■ Exercise task ■
Using the listing below, extract each line that has the word "Moscow" in it.

───

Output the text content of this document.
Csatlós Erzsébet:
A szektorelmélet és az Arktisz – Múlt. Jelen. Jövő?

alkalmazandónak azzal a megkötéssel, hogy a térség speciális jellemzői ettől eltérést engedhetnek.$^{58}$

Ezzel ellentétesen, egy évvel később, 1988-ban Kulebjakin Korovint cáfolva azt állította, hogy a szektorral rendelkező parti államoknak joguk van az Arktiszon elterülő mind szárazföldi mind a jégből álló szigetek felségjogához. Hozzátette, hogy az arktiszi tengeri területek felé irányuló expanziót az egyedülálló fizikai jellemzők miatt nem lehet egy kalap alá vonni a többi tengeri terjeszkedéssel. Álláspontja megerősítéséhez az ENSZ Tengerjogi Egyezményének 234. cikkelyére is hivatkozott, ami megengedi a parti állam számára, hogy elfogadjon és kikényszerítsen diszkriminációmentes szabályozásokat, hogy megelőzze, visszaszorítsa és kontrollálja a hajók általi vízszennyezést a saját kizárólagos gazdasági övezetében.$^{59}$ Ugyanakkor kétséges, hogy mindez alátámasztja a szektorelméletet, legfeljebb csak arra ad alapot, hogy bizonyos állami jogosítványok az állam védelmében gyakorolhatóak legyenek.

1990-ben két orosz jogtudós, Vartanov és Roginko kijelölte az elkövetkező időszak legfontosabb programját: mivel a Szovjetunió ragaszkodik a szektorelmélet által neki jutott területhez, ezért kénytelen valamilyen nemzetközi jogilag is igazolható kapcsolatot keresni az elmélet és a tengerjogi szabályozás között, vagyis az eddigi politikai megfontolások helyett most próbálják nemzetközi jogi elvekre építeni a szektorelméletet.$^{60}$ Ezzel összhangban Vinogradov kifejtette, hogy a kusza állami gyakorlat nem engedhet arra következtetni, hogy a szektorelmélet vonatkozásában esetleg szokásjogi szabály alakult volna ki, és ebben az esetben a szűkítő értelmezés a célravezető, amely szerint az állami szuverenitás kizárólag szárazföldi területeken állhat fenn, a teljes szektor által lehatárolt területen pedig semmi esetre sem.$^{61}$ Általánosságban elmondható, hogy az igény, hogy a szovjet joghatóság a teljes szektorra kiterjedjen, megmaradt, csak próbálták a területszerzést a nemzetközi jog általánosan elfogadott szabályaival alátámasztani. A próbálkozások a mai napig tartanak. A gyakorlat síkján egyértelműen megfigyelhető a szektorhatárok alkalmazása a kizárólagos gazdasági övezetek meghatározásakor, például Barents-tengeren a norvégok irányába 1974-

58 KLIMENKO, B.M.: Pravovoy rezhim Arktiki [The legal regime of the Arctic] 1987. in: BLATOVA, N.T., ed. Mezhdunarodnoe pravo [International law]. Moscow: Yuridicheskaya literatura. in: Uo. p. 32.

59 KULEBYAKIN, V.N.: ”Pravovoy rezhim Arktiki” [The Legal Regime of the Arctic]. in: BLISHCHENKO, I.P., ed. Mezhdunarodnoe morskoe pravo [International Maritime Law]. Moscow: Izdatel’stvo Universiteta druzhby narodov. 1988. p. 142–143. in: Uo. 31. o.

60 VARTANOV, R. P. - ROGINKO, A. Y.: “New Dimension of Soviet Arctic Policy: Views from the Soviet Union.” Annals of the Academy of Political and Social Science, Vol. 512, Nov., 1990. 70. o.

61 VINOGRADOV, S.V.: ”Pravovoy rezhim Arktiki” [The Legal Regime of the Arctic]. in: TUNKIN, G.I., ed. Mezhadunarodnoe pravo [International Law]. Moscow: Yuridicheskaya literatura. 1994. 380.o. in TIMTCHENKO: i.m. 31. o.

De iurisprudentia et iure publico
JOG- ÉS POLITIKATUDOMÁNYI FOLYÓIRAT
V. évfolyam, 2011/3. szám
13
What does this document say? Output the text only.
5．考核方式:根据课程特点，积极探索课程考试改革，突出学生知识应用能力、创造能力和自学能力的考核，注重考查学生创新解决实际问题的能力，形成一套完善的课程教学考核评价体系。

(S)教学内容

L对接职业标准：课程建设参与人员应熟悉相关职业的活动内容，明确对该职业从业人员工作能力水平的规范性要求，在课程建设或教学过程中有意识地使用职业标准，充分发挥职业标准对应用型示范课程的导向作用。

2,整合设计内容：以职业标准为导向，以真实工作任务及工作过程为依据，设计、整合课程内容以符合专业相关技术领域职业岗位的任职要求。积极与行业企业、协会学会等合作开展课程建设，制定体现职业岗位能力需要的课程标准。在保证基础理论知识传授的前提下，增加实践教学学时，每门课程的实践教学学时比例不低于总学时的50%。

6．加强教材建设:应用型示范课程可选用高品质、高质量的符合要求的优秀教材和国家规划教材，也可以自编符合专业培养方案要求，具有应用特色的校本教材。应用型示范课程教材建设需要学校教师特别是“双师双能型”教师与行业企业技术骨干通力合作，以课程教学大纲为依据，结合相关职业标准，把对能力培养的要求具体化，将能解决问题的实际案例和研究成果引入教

───

■ The completed task ■
58 KLIMENKO, B.M.: Pravovoy rezhim Arktiki [The legal regime of the Arctic] 1987. in: BLATOVA, N.T., ed. Mezhdunarodnoe pravo [International law]. Moscow: Yuridicheskaya literatura. in: Uo. p. 32.
59 KULEBYAKIN, V.N.: ”Pravovoy rezhim Arktiki” [The Legal Regime of the Arctic]. in: BLISHCHENKO, I.P., ed. Mezhdunarodnoe morskoe pravo [International Maritime Law]. Moscow: Izdatel’stvo Universiteta druzhby narodov. 1988. p. 142–143. in: Uo. 31. o.
61 VINOGRADOV, S.V.: ”Pravovoy rezhim Arktiki” [The Legal Regime of the Arctic]. in: TUNKIN, G.I., ed. Mezhadunarodnoe pravo [International Law]. Moscow: Yuridicheskaya literatura. 1994. 380.o. in TIMTCHENKO: i.m. 31. o.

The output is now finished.